Records »
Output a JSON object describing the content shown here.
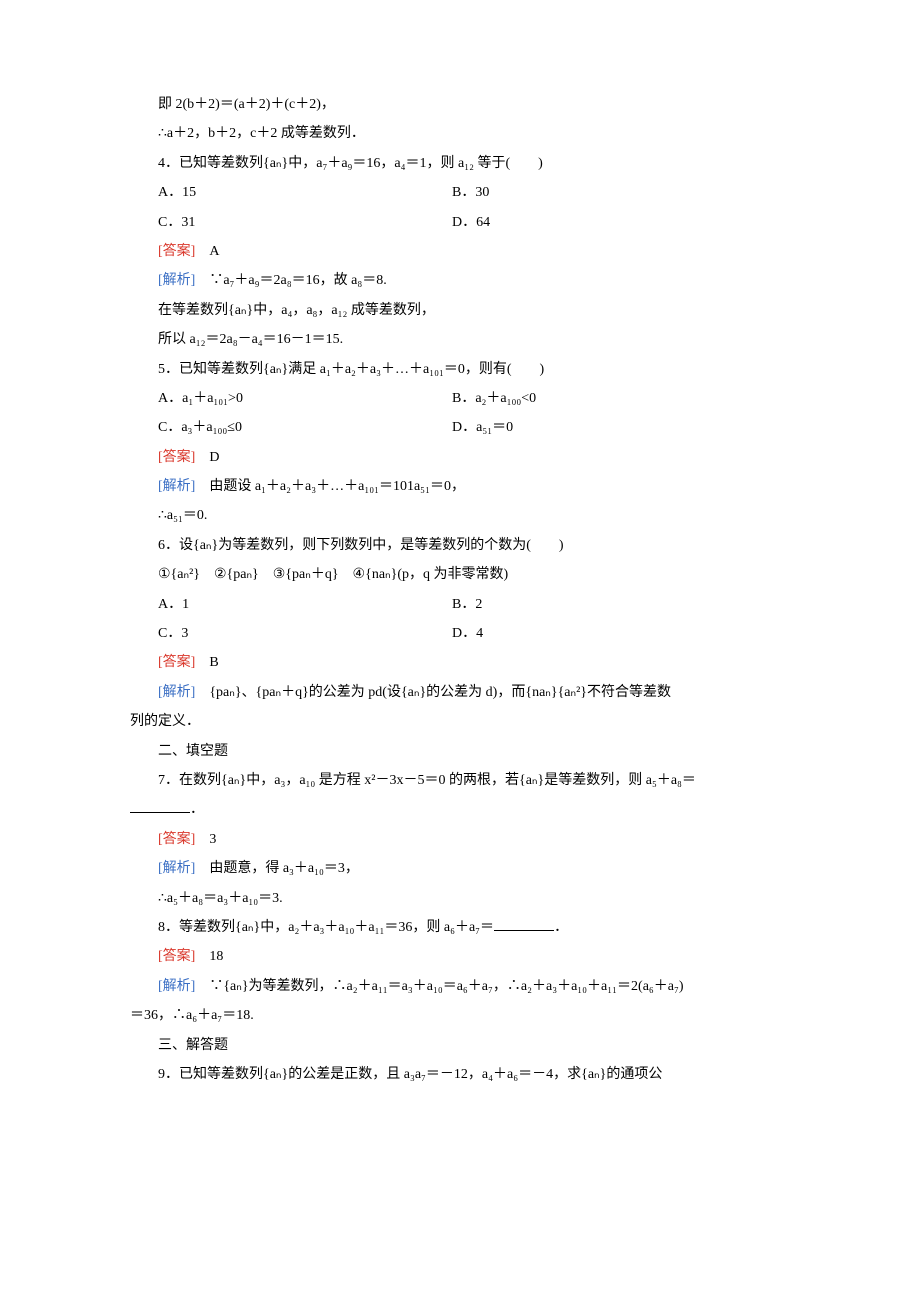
{
  "intro1": "即 2(b＋2)＝(a＋2)＋(c＋2)，",
  "intro2": "∴a＋2，b＋2，c＋2 成等差数列．",
  "q4": {
    "stem": "4．已知等差数列{aₙ}中，a₇＋a₉＝16，a₄＝1，则 a₁₂ 等于(　　)",
    "optA": "A．15",
    "optB": "B．30",
    "optC": "C．31",
    "optD": "D．64",
    "ansLabel": "[答案]",
    "ans": "A",
    "expLabel": "[解析]",
    "exp1": "∵a₇＋a₉＝2a₈＝16，故 a₈＝8.",
    "exp2": "在等差数列{aₙ}中，a₄，a₈，a₁₂ 成等差数列，",
    "exp3": "所以 a₁₂＝2a₈－a₄＝16－1＝15."
  },
  "q5": {
    "stem": "5．已知等差数列{aₙ}满足 a₁＋a₂＋a₃＋…＋a₁₀₁＝0，则有(　　)",
    "optA": "A．a₁＋a₁₀₁>0",
    "optB": "B．a₂＋a₁₀₀<0",
    "optC": "C．a₃＋a₁₀₀≤0",
    "optD": "D．a₅₁＝0",
    "ansLabel": "[答案]",
    "ans": "D",
    "expLabel": "[解析]",
    "exp1": "由题设 a₁＋a₂＋a₃＋…＋a₁₀₁＝101a₅₁＝0，",
    "exp2": "∴a₅₁＝0."
  },
  "q6": {
    "stem": "6．设{aₙ}为等差数列，则下列数列中，是等差数列的个数为(　　)",
    "sub": "①{aₙ²}　②{paₙ}　③{paₙ＋q}　④{naₙ}(p，q 为非零常数)",
    "optA": "A．1",
    "optB": "B．2",
    "optC": "C．3",
    "optD": "D．4",
    "ansLabel": "[答案]",
    "ans": "B",
    "expLabel": "[解析]",
    "exp1a": "{paₙ}、{paₙ＋q}的公差为 pd(设{aₙ}的公差为 d)，而{naₙ}{aₙ²}不符合等差数",
    "exp1b": "列的定义．"
  },
  "section2": "二、填空题",
  "q7": {
    "stem1": "7．在数列{aₙ}中，a₃，a₁₀ 是方程 x²－3x－5＝0 的两根，若{aₙ}是等差数列，则 a₅＋a₈＝",
    "stem2": "．",
    "ansLabel": "[答案]",
    "ans": "3",
    "expLabel": "[解析]",
    "exp1": "由题意，得 a₃＋a₁₀＝3，",
    "exp2": "∴a₅＋a₈＝a₃＋a₁₀＝3."
  },
  "q8": {
    "stem": "8．等差数列{aₙ}中，a₂＋a₃＋a₁₀＋a₁₁＝36，则 a₆＋a₇＝",
    "stemEnd": "．",
    "ansLabel": "[答案]",
    "ans": "18",
    "expLabel": "[解析]",
    "exp1a": "∵{aₙ}为等差数列，∴a₂＋a₁₁＝a₃＋a₁₀＝a₆＋a₇，∴a₂＋a₃＋a₁₀＋a₁₁＝2(a₆＋a₇)",
    "exp1b": "＝36，∴a₆＋a₇＝18."
  },
  "section3": "三、解答题",
  "q9": {
    "stem": "9．已知等差数列{aₙ}的公差是正数，且 a₃a₇＝－12，a₄＋a₆＝－4，求{aₙ}的通项公"
  }
}
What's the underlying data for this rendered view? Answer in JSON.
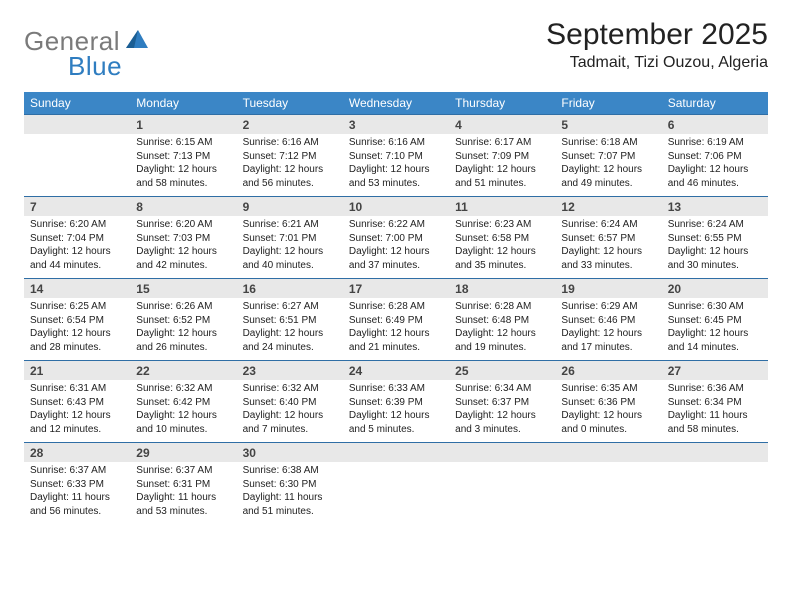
{
  "logo": {
    "text1": "General",
    "text2": "Blue",
    "sail_color": "#2f7dc0",
    "gray": "#7a7a7a"
  },
  "title": "September 2025",
  "location": "Tadmait, Tizi Ouzou, Algeria",
  "colors": {
    "header_bg": "#3b86c6",
    "band_bg": "#e8e8e8",
    "band_border": "#2f6ea5"
  },
  "days_of_week": [
    "Sunday",
    "Monday",
    "Tuesday",
    "Wednesday",
    "Thursday",
    "Friday",
    "Saturday"
  ],
  "weeks": [
    [
      null,
      {
        "n": "1",
        "sr": "6:15 AM",
        "ss": "7:13 PM",
        "dl": "12 hours and 58 minutes."
      },
      {
        "n": "2",
        "sr": "6:16 AM",
        "ss": "7:12 PM",
        "dl": "12 hours and 56 minutes."
      },
      {
        "n": "3",
        "sr": "6:16 AM",
        "ss": "7:10 PM",
        "dl": "12 hours and 53 minutes."
      },
      {
        "n": "4",
        "sr": "6:17 AM",
        "ss": "7:09 PM",
        "dl": "12 hours and 51 minutes."
      },
      {
        "n": "5",
        "sr": "6:18 AM",
        "ss": "7:07 PM",
        "dl": "12 hours and 49 minutes."
      },
      {
        "n": "6",
        "sr": "6:19 AM",
        "ss": "7:06 PM",
        "dl": "12 hours and 46 minutes."
      }
    ],
    [
      {
        "n": "7",
        "sr": "6:20 AM",
        "ss": "7:04 PM",
        "dl": "12 hours and 44 minutes."
      },
      {
        "n": "8",
        "sr": "6:20 AM",
        "ss": "7:03 PM",
        "dl": "12 hours and 42 minutes."
      },
      {
        "n": "9",
        "sr": "6:21 AM",
        "ss": "7:01 PM",
        "dl": "12 hours and 40 minutes."
      },
      {
        "n": "10",
        "sr": "6:22 AM",
        "ss": "7:00 PM",
        "dl": "12 hours and 37 minutes."
      },
      {
        "n": "11",
        "sr": "6:23 AM",
        "ss": "6:58 PM",
        "dl": "12 hours and 35 minutes."
      },
      {
        "n": "12",
        "sr": "6:24 AM",
        "ss": "6:57 PM",
        "dl": "12 hours and 33 minutes."
      },
      {
        "n": "13",
        "sr": "6:24 AM",
        "ss": "6:55 PM",
        "dl": "12 hours and 30 minutes."
      }
    ],
    [
      {
        "n": "14",
        "sr": "6:25 AM",
        "ss": "6:54 PM",
        "dl": "12 hours and 28 minutes."
      },
      {
        "n": "15",
        "sr": "6:26 AM",
        "ss": "6:52 PM",
        "dl": "12 hours and 26 minutes."
      },
      {
        "n": "16",
        "sr": "6:27 AM",
        "ss": "6:51 PM",
        "dl": "12 hours and 24 minutes."
      },
      {
        "n": "17",
        "sr": "6:28 AM",
        "ss": "6:49 PM",
        "dl": "12 hours and 21 minutes."
      },
      {
        "n": "18",
        "sr": "6:28 AM",
        "ss": "6:48 PM",
        "dl": "12 hours and 19 minutes."
      },
      {
        "n": "19",
        "sr": "6:29 AM",
        "ss": "6:46 PM",
        "dl": "12 hours and 17 minutes."
      },
      {
        "n": "20",
        "sr": "6:30 AM",
        "ss": "6:45 PM",
        "dl": "12 hours and 14 minutes."
      }
    ],
    [
      {
        "n": "21",
        "sr": "6:31 AM",
        "ss": "6:43 PM",
        "dl": "12 hours and 12 minutes."
      },
      {
        "n": "22",
        "sr": "6:32 AM",
        "ss": "6:42 PM",
        "dl": "12 hours and 10 minutes."
      },
      {
        "n": "23",
        "sr": "6:32 AM",
        "ss": "6:40 PM",
        "dl": "12 hours and 7 minutes."
      },
      {
        "n": "24",
        "sr": "6:33 AM",
        "ss": "6:39 PM",
        "dl": "12 hours and 5 minutes."
      },
      {
        "n": "25",
        "sr": "6:34 AM",
        "ss": "6:37 PM",
        "dl": "12 hours and 3 minutes."
      },
      {
        "n": "26",
        "sr": "6:35 AM",
        "ss": "6:36 PM",
        "dl": "12 hours and 0 minutes."
      },
      {
        "n": "27",
        "sr": "6:36 AM",
        "ss": "6:34 PM",
        "dl": "11 hours and 58 minutes."
      }
    ],
    [
      {
        "n": "28",
        "sr": "6:37 AM",
        "ss": "6:33 PM",
        "dl": "11 hours and 56 minutes."
      },
      {
        "n": "29",
        "sr": "6:37 AM",
        "ss": "6:31 PM",
        "dl": "11 hours and 53 minutes."
      },
      {
        "n": "30",
        "sr": "6:38 AM",
        "ss": "6:30 PM",
        "dl": "11 hours and 51 minutes."
      },
      null,
      null,
      null,
      null
    ]
  ],
  "labels": {
    "sunrise": "Sunrise:",
    "sunset": "Sunset:",
    "daylight": "Daylight:"
  }
}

What to do » Scan the material above for the string "为等差数列" and return the lines that hold it.

Task result »
    "stem": "6．设{aₙ}为等差数列，则下列数列中，是等差数列的个数为(　　)",
    "exp1a": "∵{aₙ}为等差数列，∴a₂＋a₁₁＝a₃＋a₁₀＝a₆＋a₇，∴a₂＋a₃＋a₁₀＋a₁₁＝2(a₆＋a₇)",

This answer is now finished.